[Task to complete] Each line of the listing must be transcribed exactly, except for the images, which should be excluded.

[Input material]
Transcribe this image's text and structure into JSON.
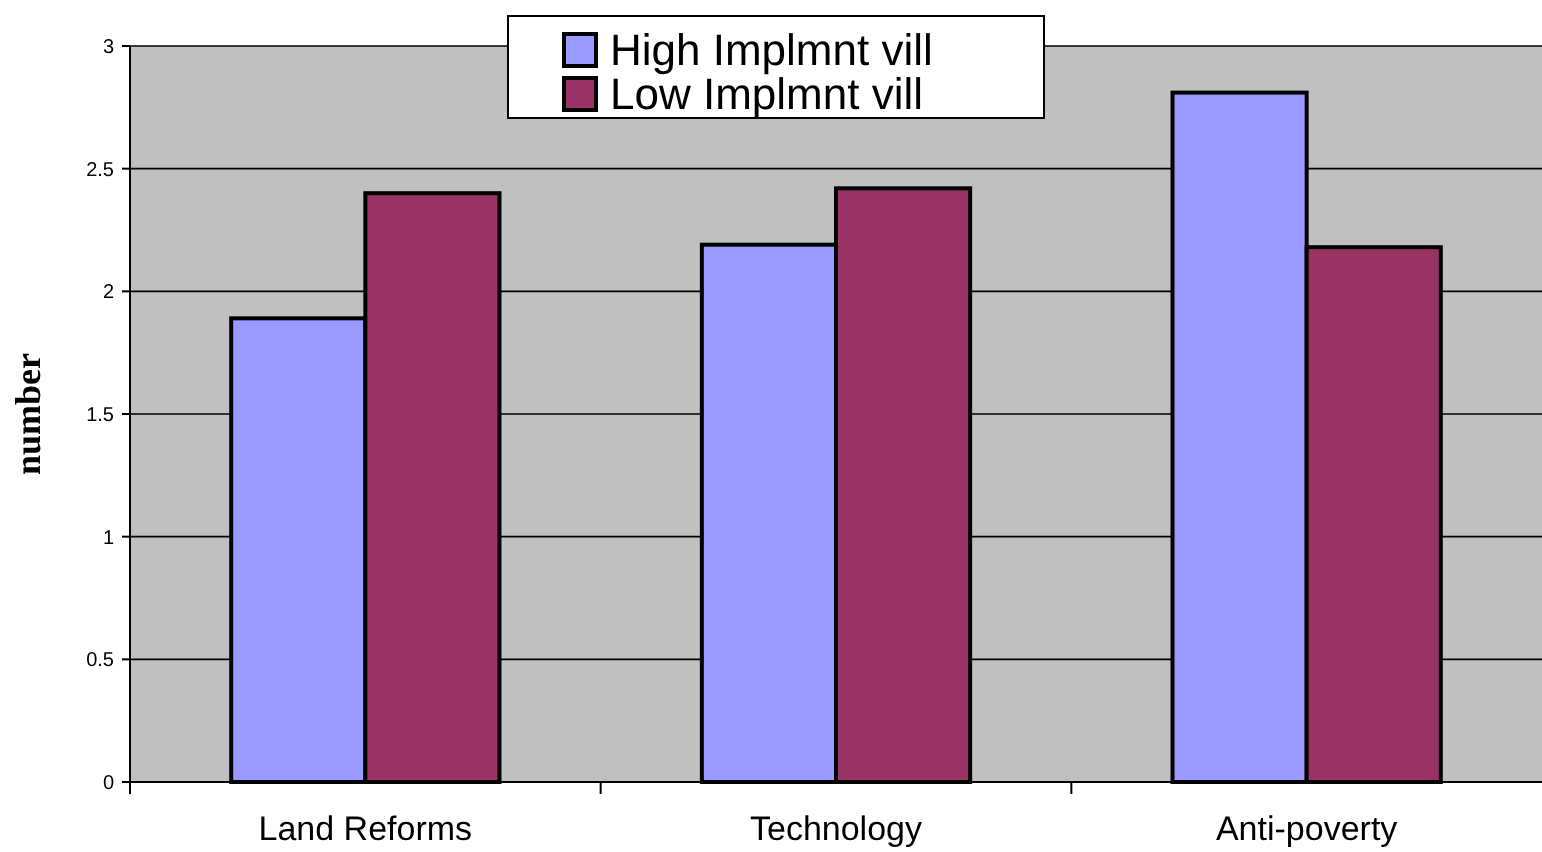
{
  "chart_data": {
    "type": "bar",
    "ylabel": "number",
    "categories": [
      "Land Reforms",
      "Technology",
      "Anti-poverty"
    ],
    "series": [
      {
        "name": "High Implmnt vill",
        "color": "#9999ff",
        "values": [
          1.89,
          2.19,
          2.81
        ]
      },
      {
        "name": "Low Implmnt vill",
        "color": "#993366",
        "values": [
          2.4,
          2.42,
          2.18
        ]
      }
    ],
    "ylim": [
      0,
      3
    ],
    "yticks": [
      0,
      0.5,
      1,
      1.5,
      2,
      2.5,
      3
    ],
    "grid": "y",
    "legend": "top"
  }
}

[Solution for this task]
Transcribe this image's text and structure into JSON.
{
  "chart_data": {
    "type": "bar",
    "ylabel": "number",
    "categories": [
      "Land Reforms",
      "Technology",
      "Anti-poverty"
    ],
    "series": [
      {
        "name": "High Implmnt vill",
        "color": "#9999ff",
        "values": [
          1.89,
          2.19,
          2.81
        ]
      },
      {
        "name": "Low Implmnt vill",
        "color": "#993366",
        "values": [
          2.4,
          2.42,
          2.18
        ]
      }
    ],
    "ylim": [
      0,
      3
    ],
    "yticks": [
      0,
      0.5,
      1,
      1.5,
      2,
      2.5,
      3
    ],
    "grid": "y",
    "legend": "top"
  }
}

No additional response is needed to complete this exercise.